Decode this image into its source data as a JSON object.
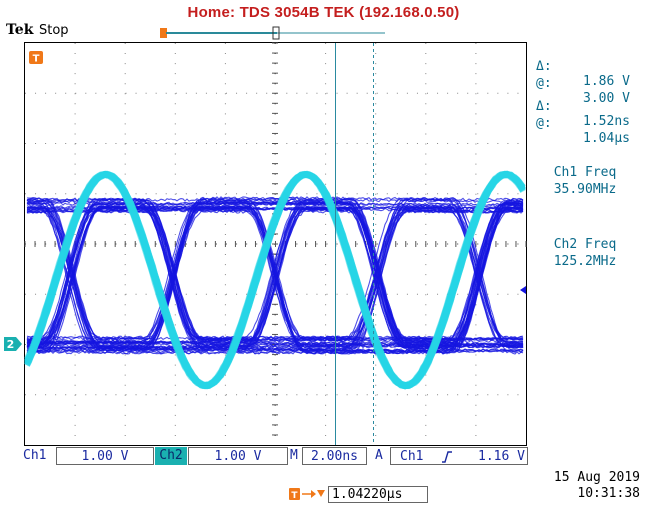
{
  "header": {
    "title": "Home:  TDS 3054B   TEK  (192.168.0.50)",
    "brand": "Tek",
    "acq_state": "Stop"
  },
  "cursors": {
    "voltage_delta_label": "Δ:",
    "voltage_delta": "1.86 V",
    "voltage_at_label": "@:",
    "voltage_at": "3.00 V",
    "time_delta_label": "Δ:",
    "time_delta": "1.52ns",
    "time_at_label": "@:",
    "time_at": "1.04µs"
  },
  "measurements": [
    {
      "label": "Ch1 Freq",
      "value": "35.90MHz"
    },
    {
      "label": "Ch2 Freq",
      "value": "125.2MHz"
    }
  ],
  "markers": {
    "ch2_marker": "2",
    "trigger_marker": "T"
  },
  "status_bar": {
    "ch1_label": "Ch1",
    "ch1_scale": "1.00 V",
    "ch2_label": "Ch2",
    "ch2_scale": "1.00 V",
    "timebase_label": "M",
    "timebase": "2.00ns",
    "trigger_mode": "A",
    "trigger_source": "Ch1",
    "trigger_slope_icon": "rising-edge-icon",
    "trigger_level": "1.16 V"
  },
  "trigger_position": "1.04220µs",
  "date": "15 Aug 2019",
  "time": "10:31:38",
  "colors": {
    "ch1": "#1515e0",
    "ch2": "#26d6e6",
    "title": "#c41e1e",
    "readout": "#0a6a8a",
    "trigger": "#f07818"
  },
  "signals": {
    "ch1_frequency_mhz": 35.9,
    "ch2_frequency_mhz": 125.2,
    "ch1_amplitude_div": 3.05,
    "ch2_amplitude_div": 4.2,
    "time_per_div_ns": 2.0,
    "volts_per_div": 1.0
  }
}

──────────

> **Task brief**
Each line of the data is to be duplicated exactly; pictures stay out of the copy.

> **Finished exercise**
Decode this image into its source data as a JSON object.
{
  "header": {
    "title": "Home:  TDS 3054B   TEK  (192.168.0.50)",
    "brand": "Tek",
    "acq_state": "Stop"
  },
  "cursors": {
    "voltage_delta_label": "Δ:",
    "voltage_delta": "1.86 V",
    "voltage_at_label": "@:",
    "voltage_at": "3.00 V",
    "time_delta_label": "Δ:",
    "time_delta": "1.52ns",
    "time_at_label": "@:",
    "time_at": "1.04µs"
  },
  "measurements": [
    {
      "label": "Ch1 Freq",
      "value": "35.90MHz"
    },
    {
      "label": "Ch2 Freq",
      "value": "125.2MHz"
    }
  ],
  "markers": {
    "ch2_marker": "2",
    "trigger_marker": "T"
  },
  "status_bar": {
    "ch1_label": "Ch1",
    "ch1_scale": "1.00 V",
    "ch2_label": "Ch2",
    "ch2_scale": "1.00 V",
    "timebase_label": "M",
    "timebase": "2.00ns",
    "trigger_mode": "A",
    "trigger_source": "Ch1",
    "trigger_slope_icon": "rising-edge-icon",
    "trigger_level": "1.16 V"
  },
  "trigger_position": "1.04220µs",
  "date": "15 Aug 2019",
  "time": "10:31:38",
  "colors": {
    "ch1": "#1515e0",
    "ch2": "#26d6e6",
    "title": "#c41e1e",
    "readout": "#0a6a8a",
    "trigger": "#f07818"
  },
  "signals": {
    "ch1_frequency_mhz": 35.9,
    "ch2_frequency_mhz": 125.2,
    "ch1_amplitude_div": 3.05,
    "ch2_amplitude_div": 4.2,
    "time_per_div_ns": 2.0,
    "volts_per_div": 1.0
  }
}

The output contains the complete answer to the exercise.